*REQUIRED WORK*.
Can you output the material exactly as written, minus any pictures it holds?
╭─ EXERCISE INPUTS
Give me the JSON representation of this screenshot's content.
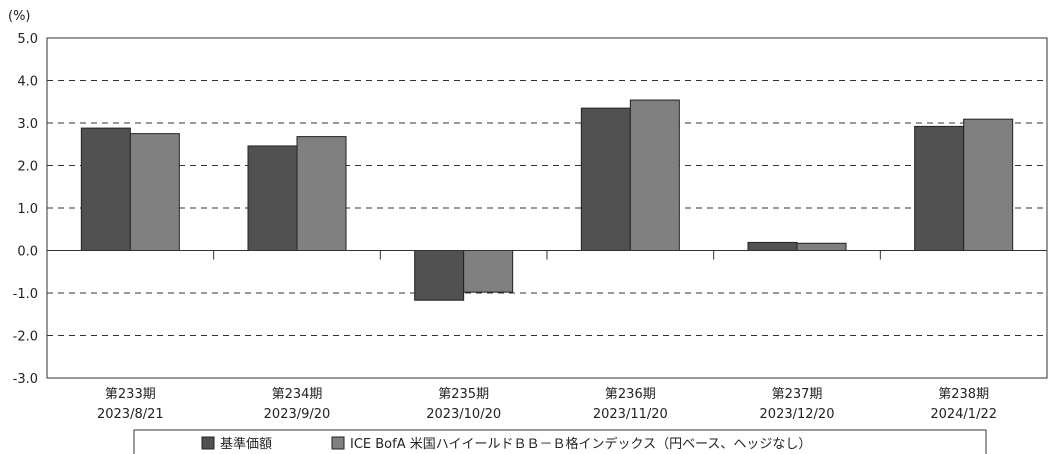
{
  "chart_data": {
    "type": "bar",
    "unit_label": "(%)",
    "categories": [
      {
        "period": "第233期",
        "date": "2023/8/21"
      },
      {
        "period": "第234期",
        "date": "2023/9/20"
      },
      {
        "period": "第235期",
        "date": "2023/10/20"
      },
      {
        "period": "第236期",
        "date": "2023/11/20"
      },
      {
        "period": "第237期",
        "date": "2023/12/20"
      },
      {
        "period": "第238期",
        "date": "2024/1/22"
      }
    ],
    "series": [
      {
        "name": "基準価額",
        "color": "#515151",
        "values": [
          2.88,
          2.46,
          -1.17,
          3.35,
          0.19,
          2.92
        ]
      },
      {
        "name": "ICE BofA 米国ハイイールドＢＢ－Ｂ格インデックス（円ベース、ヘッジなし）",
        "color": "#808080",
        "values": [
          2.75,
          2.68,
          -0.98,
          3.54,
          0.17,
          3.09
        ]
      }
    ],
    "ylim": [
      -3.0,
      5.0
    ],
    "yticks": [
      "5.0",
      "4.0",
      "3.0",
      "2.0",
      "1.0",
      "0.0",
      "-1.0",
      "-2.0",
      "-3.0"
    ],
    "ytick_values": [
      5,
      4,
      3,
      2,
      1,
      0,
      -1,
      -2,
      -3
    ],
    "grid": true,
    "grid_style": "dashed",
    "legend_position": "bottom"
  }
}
╰─
*OUTPUT FOR THIS TASK*.
Give me the JSON representation of this screenshot's content.
{
  "chart_data": {
    "type": "bar",
    "unit_label": "(%)",
    "categories": [
      {
        "period": "第233期",
        "date": "2023/8/21"
      },
      {
        "period": "第234期",
        "date": "2023/9/20"
      },
      {
        "period": "第235期",
        "date": "2023/10/20"
      },
      {
        "period": "第236期",
        "date": "2023/11/20"
      },
      {
        "period": "第237期",
        "date": "2023/12/20"
      },
      {
        "period": "第238期",
        "date": "2024/1/22"
      }
    ],
    "series": [
      {
        "name": "基準価額",
        "color": "#515151",
        "values": [
          2.88,
          2.46,
          -1.17,
          3.35,
          0.19,
          2.92
        ]
      },
      {
        "name": "ICE BofA 米国ハイイールドＢＢ－Ｂ格インデックス（円ベース、ヘッジなし）",
        "color": "#808080",
        "values": [
          2.75,
          2.68,
          -0.98,
          3.54,
          0.17,
          3.09
        ]
      }
    ],
    "ylim": [
      -3.0,
      5.0
    ],
    "yticks": [
      "5.0",
      "4.0",
      "3.0",
      "2.0",
      "1.0",
      "0.0",
      "-1.0",
      "-2.0",
      "-3.0"
    ],
    "ytick_values": [
      5,
      4,
      3,
      2,
      1,
      0,
      -1,
      -2,
      -3
    ],
    "grid": true,
    "grid_style": "dashed",
    "legend_position": "bottom"
  }
}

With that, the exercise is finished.